▶ _Task requirements_
Only the lines from the one containing "OCR this image." through the last line below should be written out, exactly and with both ends kept.
--- Start Stored rows ---
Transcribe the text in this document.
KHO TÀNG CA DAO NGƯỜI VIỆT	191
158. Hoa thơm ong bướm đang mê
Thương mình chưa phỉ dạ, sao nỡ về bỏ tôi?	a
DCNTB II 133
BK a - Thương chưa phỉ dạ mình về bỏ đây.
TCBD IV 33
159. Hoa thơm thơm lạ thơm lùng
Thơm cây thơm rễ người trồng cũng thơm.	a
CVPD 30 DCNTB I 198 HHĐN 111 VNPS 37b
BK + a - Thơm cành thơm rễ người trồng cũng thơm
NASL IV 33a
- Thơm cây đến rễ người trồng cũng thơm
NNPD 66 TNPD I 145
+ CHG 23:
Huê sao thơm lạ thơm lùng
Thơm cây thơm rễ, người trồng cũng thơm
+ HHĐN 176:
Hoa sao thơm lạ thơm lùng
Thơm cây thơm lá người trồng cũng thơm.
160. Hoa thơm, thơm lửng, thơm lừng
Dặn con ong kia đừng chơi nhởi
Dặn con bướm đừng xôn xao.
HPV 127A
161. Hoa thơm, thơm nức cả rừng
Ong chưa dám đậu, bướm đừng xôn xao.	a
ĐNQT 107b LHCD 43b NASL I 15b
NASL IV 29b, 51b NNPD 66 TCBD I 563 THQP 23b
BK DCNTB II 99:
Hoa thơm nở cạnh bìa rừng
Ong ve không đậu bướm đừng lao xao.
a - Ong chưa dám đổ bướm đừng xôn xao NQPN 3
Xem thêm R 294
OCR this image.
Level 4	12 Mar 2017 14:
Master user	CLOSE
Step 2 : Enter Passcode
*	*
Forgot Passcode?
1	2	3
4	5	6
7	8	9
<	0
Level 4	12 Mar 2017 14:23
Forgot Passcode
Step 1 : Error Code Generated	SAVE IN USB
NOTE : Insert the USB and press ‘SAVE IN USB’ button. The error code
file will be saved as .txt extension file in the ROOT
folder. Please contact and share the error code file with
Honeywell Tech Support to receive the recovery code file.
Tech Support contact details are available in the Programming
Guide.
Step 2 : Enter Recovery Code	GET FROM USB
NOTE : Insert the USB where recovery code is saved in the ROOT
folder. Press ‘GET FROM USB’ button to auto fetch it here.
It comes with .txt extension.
--- End Stored rows ---
▶ _The reply_
OCR this image.
Level 4	12 Mar 2017 14:
Master user	CLOSE
Step 2 : Enter Passcode
*	*
Forgot Passcode?
1	2	3
4	5	6
7	8	9
<	0
Level 4	12 Mar 2017 14:23
Forgot Passcode
Step 1 : Error Code Generated	SAVE IN USB
NOTE : Insert the USB and press ‘SAVE IN USB’ button. The error code
file will be saved as .txt extension file in the ROOT
folder. Please contact and share the error code file with
Honeywell Tech Support to receive the recovery code file.
Tech Support contact details are available in the Programming
Guide.
Step 2 : Enter Recovery Code	GET FROM USB
NOTE : Insert the USB where recovery code is saved in the ROOT
folder. Press ‘GET FROM USB’ button to auto fetch it here.
It comes with .txt extension.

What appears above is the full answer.